All of the records listed below should be retyped exactly.

**Figure data in JSON:**

━━━━

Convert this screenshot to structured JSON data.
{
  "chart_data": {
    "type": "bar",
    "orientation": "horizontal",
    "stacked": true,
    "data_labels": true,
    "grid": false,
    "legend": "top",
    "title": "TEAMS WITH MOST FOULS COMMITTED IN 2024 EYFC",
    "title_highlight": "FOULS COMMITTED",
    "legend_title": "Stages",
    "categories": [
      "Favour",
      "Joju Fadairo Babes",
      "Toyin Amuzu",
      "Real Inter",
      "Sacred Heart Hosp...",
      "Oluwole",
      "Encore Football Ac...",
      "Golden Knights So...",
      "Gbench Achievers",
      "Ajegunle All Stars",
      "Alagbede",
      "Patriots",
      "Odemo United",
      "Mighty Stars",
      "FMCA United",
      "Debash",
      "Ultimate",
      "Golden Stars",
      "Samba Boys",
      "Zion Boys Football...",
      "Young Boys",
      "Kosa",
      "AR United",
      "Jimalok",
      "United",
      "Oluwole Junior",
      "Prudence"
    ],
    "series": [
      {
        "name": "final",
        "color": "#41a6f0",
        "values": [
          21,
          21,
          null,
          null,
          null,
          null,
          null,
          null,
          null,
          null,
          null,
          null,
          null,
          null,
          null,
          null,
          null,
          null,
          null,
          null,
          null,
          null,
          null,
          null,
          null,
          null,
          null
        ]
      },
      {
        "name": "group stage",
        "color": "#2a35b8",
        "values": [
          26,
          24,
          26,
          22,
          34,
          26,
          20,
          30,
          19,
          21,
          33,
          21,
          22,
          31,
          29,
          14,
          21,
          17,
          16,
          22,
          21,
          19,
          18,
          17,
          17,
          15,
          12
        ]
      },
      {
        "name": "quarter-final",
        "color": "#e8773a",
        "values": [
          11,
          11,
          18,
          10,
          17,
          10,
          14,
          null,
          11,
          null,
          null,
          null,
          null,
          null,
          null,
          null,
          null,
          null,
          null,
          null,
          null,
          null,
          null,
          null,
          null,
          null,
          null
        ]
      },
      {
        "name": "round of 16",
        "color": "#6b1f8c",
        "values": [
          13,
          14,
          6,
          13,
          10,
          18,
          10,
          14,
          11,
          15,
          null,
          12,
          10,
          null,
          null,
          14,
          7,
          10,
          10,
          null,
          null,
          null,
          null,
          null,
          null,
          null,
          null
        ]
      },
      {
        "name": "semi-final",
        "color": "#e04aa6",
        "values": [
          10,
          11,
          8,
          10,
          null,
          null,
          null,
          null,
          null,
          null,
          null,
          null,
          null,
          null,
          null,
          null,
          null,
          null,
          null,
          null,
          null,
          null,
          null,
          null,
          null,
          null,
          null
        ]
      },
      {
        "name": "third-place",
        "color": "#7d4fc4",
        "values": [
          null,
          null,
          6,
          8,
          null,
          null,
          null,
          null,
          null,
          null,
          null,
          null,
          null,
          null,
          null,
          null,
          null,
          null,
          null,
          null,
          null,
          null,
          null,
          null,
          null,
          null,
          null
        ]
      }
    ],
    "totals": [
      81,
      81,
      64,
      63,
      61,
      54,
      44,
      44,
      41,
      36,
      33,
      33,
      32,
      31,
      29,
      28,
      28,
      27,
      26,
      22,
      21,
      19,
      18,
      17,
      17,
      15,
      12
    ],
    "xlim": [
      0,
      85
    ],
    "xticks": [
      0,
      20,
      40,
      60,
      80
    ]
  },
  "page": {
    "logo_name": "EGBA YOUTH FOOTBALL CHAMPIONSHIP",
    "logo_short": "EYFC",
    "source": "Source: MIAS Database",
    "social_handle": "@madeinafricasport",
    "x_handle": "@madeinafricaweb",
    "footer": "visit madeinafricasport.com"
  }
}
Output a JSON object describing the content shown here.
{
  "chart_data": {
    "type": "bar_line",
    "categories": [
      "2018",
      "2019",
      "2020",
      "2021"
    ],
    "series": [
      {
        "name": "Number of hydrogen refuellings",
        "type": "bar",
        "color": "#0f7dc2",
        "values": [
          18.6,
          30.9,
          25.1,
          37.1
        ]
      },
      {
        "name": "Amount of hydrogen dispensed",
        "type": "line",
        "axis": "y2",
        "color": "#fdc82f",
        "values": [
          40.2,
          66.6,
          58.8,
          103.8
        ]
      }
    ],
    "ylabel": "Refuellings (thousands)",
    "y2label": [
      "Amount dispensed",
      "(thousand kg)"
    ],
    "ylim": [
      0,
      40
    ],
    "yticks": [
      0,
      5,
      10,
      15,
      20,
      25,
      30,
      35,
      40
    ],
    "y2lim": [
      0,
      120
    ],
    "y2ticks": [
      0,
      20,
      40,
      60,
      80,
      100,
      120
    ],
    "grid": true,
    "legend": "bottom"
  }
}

━━━━

**Task solution:**
Convert this screenshot to structured JSON data.
{
  "chart_data": {
    "type": "bar",
    "orientation": "horizontal",
    "stacked": true,
    "data_labels": true,
    "grid": false,
    "legend": "top",
    "title": "TEAMS WITH MOST FOULS COMMITTED IN 2024 EYFC",
    "title_highlight": "FOULS COMMITTED",
    "legend_title": "Stages",
    "categories": [
      "Favour",
      "Joju Fadairo Babes",
      "Toyin Amuzu",
      "Real Inter",
      "Sacred Heart Hosp...",
      "Oluwole",
      "Encore Football Ac...",
      "Golden Knights So...",
      "Gbench Achievers",
      "Ajegunle All Stars",
      "Alagbede",
      "Patriots",
      "Odemo United",
      "Mighty Stars",
      "FMCA United",
      "Debash",
      "Ultimate",
      "Golden Stars",
      "Samba Boys",
      "Zion Boys Football...",
      "Young Boys",
      "Kosa",
      "AR United",
      "Jimalok",
      "United",
      "Oluwole Junior",
      "Prudence"
    ],
    "series": [
      {
        "name": "final",
        "color": "#41a6f0",
        "values": [
          21,
          21,
          null,
          null,
          null,
          null,
          null,
          null,
          null,
          null,
          null,
          null,
          null,
          null,
          null,
          null,
          null,
          null,
          null,
          null,
          null,
          null,
          null,
          null,
          null,
          null,
          null
        ]
      },
      {
        "name": "group stage",
        "color": "#2a35b8",
        "values": [
          26,
          24,
          26,
          22,
          34,
          26,
          20,
          30,
          19,
          21,
          33,
          21,
          22,
          31,
          29,
          14,
          21,
          17,
          16,
          22,
          21,
          19,
          18,
          17,
          17,
          15,
          12
        ]
      },
      {
        "name": "quarter-final",
        "color": "#e8773a",
        "values": [
          11,
          11,
          18,
          10,
          17,
          10,
          14,
          null,
          11,
          null,
          null,
          null,
          null,
          null,
          null,
          null,
          null,
          null,
          null,
          null,
          null,
          null,
          null,
          null,
          null,
          null,
          null
        ]
      },
      {
        "name": "round of 16",
        "color": "#6b1f8c",
        "values": [
          13,
          14,
          6,
          13,
          10,
          18,
          10,
          14,
          11,
          15,
          null,
          12,
          10,
          null,
          null,
          14,
          7,
          10,
          10,
          null,
          null,
          null,
          null,
          null,
          null,
          null,
          null
        ]
      },
      {
        "name": "semi-final",
        "color": "#e04aa6",
        "values": [
          10,
          11,
          8,
          10,
          null,
          null,
          null,
          null,
          null,
          null,
          null,
          null,
          null,
          null,
          null,
          null,
          null,
          null,
          null,
          null,
          null,
          null,
          null,
          null,
          null,
          null,
          null
        ]
      },
      {
        "name": "third-place",
        "color": "#7d4fc4",
        "values": [
          null,
          null,
          6,
          8,
          null,
          null,
          null,
          null,
          null,
          null,
          null,
          null,
          null,
          null,
          null,
          null,
          null,
          null,
          null,
          null,
          null,
          null,
          null,
          null,
          null,
          null,
          null
        ]
      }
    ],
    "totals": [
      81,
      81,
      64,
      63,
      61,
      54,
      44,
      44,
      41,
      36,
      33,
      33,
      32,
      31,
      29,
      28,
      28,
      27,
      26,
      22,
      21,
      19,
      18,
      17,
      17,
      15,
      12
    ],
    "xlim": [
      0,
      85
    ],
    "xticks": [
      0,
      20,
      40,
      60,
      80
    ]
  },
  "page": {
    "logo_name": "EGBA YOUTH FOOTBALL CHAMPIONSHIP",
    "logo_short": "EYFC",
    "source": "Source: MIAS Database",
    "social_handle": "@madeinafricasport",
    "x_handle": "@madeinafricaweb",
    "footer": "visit madeinafricasport.com"
  }
}
Output a JSON object describing the content shown here.
{
  "chart_data": {
    "type": "bar_line",
    "categories": [
      "2018",
      "2019",
      "2020",
      "2021"
    ],
    "series": [
      {
        "name": "Number of hydrogen refuellings",
        "type": "bar",
        "color": "#0f7dc2",
        "values": [
          18.6,
          30.9,
          25.1,
          37.1
        ]
      },
      {
        "name": "Amount of hydrogen dispensed",
        "type": "line",
        "axis": "y2",
        "color": "#fdc82f",
        "values": [
          40.2,
          66.6,
          58.8,
          103.8
        ]
      }
    ],
    "ylabel": "Refuellings (thousands)",
    "y2label": [
      "Amount dispensed",
      "(thousand kg)"
    ],
    "ylim": [
      0,
      40
    ],
    "yticks": [
      0,
      5,
      10,
      15,
      20,
      25,
      30,
      35,
      40
    ],
    "y2lim": [
      0,
      120
    ],
    "y2ticks": [
      0,
      20,
      40,
      60,
      80,
      100,
      120
    ],
    "grid": true,
    "legend": "bottom"
  }
}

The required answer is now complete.